▶ **Exercise aim**: Write every record out again exactly as given.

Extracted records:
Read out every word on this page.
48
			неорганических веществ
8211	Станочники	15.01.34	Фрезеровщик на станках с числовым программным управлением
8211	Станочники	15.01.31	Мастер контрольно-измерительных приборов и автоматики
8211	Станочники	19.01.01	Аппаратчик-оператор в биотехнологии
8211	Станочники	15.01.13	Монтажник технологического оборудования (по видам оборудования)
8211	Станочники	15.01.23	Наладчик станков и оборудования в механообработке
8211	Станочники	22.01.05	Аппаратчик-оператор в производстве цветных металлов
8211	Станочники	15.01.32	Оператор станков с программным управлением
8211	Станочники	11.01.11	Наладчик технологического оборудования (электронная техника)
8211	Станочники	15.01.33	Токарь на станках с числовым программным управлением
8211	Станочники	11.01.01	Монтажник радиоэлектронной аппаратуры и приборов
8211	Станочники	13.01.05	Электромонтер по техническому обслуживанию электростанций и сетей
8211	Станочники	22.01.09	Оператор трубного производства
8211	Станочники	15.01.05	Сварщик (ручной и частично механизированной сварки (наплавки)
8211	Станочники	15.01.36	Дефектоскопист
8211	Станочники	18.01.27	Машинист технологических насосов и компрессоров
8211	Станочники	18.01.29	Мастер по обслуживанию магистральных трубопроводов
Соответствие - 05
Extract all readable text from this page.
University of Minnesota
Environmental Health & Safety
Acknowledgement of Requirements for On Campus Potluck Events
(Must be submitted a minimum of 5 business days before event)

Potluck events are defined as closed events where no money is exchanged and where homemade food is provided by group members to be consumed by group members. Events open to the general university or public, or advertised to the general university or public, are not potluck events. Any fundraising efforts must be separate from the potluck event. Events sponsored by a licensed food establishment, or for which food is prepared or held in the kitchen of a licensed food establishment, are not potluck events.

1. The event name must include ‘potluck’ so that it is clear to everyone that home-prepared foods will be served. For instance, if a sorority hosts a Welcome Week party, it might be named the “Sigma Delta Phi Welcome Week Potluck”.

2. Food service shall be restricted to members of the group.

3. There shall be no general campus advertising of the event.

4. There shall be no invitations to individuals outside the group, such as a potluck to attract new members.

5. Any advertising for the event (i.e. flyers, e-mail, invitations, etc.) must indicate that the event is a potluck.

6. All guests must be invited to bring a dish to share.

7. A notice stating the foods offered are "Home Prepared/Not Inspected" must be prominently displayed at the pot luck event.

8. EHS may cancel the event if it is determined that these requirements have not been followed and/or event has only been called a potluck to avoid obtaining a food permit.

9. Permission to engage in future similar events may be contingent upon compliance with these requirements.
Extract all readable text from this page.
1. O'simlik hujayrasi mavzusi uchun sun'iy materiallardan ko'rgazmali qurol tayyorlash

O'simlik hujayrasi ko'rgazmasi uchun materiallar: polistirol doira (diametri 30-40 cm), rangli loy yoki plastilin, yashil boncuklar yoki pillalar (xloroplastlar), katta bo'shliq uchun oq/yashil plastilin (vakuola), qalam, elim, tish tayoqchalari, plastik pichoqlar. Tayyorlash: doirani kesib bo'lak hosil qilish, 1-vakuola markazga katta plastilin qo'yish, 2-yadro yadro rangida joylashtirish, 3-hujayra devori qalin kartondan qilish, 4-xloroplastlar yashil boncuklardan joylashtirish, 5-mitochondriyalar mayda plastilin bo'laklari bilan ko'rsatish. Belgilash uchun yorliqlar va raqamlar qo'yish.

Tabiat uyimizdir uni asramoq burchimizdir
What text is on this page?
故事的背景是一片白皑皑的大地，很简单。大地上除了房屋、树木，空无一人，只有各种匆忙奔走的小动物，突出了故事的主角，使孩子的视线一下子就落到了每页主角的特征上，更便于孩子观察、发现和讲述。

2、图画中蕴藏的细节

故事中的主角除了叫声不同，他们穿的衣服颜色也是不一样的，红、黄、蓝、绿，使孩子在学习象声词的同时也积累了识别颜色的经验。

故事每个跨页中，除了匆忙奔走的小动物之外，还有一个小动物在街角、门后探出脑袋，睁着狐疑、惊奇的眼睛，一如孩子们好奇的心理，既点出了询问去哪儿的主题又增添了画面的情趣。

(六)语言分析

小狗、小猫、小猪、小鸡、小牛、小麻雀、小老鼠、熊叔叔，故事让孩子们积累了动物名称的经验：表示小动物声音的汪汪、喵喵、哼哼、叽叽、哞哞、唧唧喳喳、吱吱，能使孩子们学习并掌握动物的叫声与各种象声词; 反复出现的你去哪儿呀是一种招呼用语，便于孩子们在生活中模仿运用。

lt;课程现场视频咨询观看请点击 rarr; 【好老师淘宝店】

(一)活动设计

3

▶ **Correct output**:
Read out every word on this page.
48
			неорганических веществ
8211	Станочники	15.01.34	Фрезеровщик на станках с числовым программным управлением
8211	Станочники	15.01.31	Мастер контрольно-измерительных приборов и автоматики
8211	Станочники	19.01.01	Аппаратчик-оператор в биотехнологии
8211	Станочники	15.01.13	Монтажник технологического оборудования (по видам оборудования)
8211	Станочники	15.01.23	Наладчик станков и оборудования в механообработке
8211	Станочники	22.01.05	Аппаратчик-оператор в производстве цветных металлов
8211	Станочники	15.01.32	Оператор станков с программным управлением
8211	Станочники	11.01.11	Наладчик технологического оборудования (электронная техника)
8211	Станочники	15.01.33	Токарь на станках с числовым программным управлением
8211	Станочники	11.01.01	Монтажник радиоэлектронной аппаратуры и приборов
8211	Станочники	13.01.05	Электромонтер по техническому обслуживанию электростанций и сетей
8211	Станочники	22.01.09	Оператор трубного производства
8211	Станочники	15.01.05	Сварщик (ручной и частично механизированной сварки (наплавки)
8211	Станочники	15.01.36	Дефектоскопист
8211	Станочники	18.01.27	Машинист технологических насосов и компрессоров
8211	Станочники	18.01.29	Мастер по обслуживанию магистральных трубопроводов
Соответствие - 05
Extract all readable text from this page.
University of Minnesota
Environmental Health & Safety
Acknowledgement of Requirements for On Campus Potluck Events
(Must be submitted a minimum of 5 business days before event)

Potluck events are defined as closed events where no money is exchanged and where homemade food is provided by group members to be consumed by group members. Events open to the general university or public, or advertised to the general university or public, are not potluck events. Any fundraising efforts must be separate from the potluck event. Events sponsored by a licensed food establishment, or for which food is prepared or held in the kitchen of a licensed food establishment, are not potluck events.

1. The event name must include ‘potluck’ so that it is clear to everyone that home-prepared foods will be served. For instance, if a sorority hosts a Welcome Week party, it might be named the “Sigma Delta Phi Welcome Week Potluck”.

2. Food service shall be restricted to members of the group.

3. There shall be no general campus advertising of the event.

4. There shall be no invitations to individuals outside the group, such as a potluck to attract new members.

5. Any advertising for the event (i.e. flyers, e-mail, invitations, etc.) must indicate that the event is a potluck.

6. All guests must be invited to bring a dish to share.

7. A notice stating the foods offered are "Home Prepared/Not Inspected" must be prominently displayed at the pot luck event.

8. EHS may cancel the event if it is determined that these requirements have not been followed and/or event has only been called a potluck to avoid obtaining a food permit.

9. Permission to engage in future similar events may be contingent upon compliance with these requirements.
Extract all readable text from this page.
1. O'simlik hujayrasi mavzusi uchun sun'iy materiallardan ko'rgazmali qurol tayyorlash

O'simlik hujayrasi ko'rgazmasi uchun materiallar: polistirol doira (diametri 30-40 cm), rangli loy yoki plastilin, yashil boncuklar yoki pillalar (xloroplastlar), katta bo'shliq uchun oq/yashil plastilin (vakuola), qalam, elim, tish tayoqchalari, plastik pichoqlar. Tayyorlash: doirani kesib bo'lak hosil qilish, 1-vakuola markazga katta plastilin qo'yish, 2-yadro yadro rangida joylashtirish, 3-hujayra devori qalin kartondan qilish, 4-xloroplastlar yashil boncuklardan joylashtirish, 5-mitochondriyalar mayda plastilin bo'laklari bilan ko'rsatish. Belgilash uchun yorliqlar va raqamlar qo'yish.

Tabiat uyimizdir uni asramoq burchimizdir
What text is on this page?
故事的背景是一片白皑皑的大地，很简单。大地上除了房屋、树木，空无一人，只有各种匆忙奔走的小动物，突出了故事的主角，使孩子的视线一下子就落到了每页主角的特征上，更便于孩子观察、发现和讲述。

2、图画中蕴藏的细节

故事中的主角除了叫声不同，他们穿的衣服颜色也是不一样的，红、黄、蓝、绿，使孩子在学习象声词的同时也积累了识别颜色的经验。

故事每个跨页中，除了匆忙奔走的小动物之外，还有一个小动物在街角、门后探出脑袋，睁着狐疑、惊奇的眼睛，一如孩子们好奇的心理，既点出了询问去哪儿的主题又增添了画面的情趣。

(六)语言分析

小狗、小猫、小猪、小鸡、小牛、小麻雀、小老鼠、熊叔叔，故事让孩子们积累了动物名称的经验：表示小动物声音的汪汪、喵喵、哼哼、叽叽、哞哞、唧唧喳喳、吱吱，能使孩子们学习并掌握动物的叫声与各种象声词; 反复出现的你去哪儿呀是一种招呼用语，便于孩子们在生活中模仿运用。

lt;课程现场视频咨询观看请点击 rarr; 【好老师淘宝店】

(一)活动设计

3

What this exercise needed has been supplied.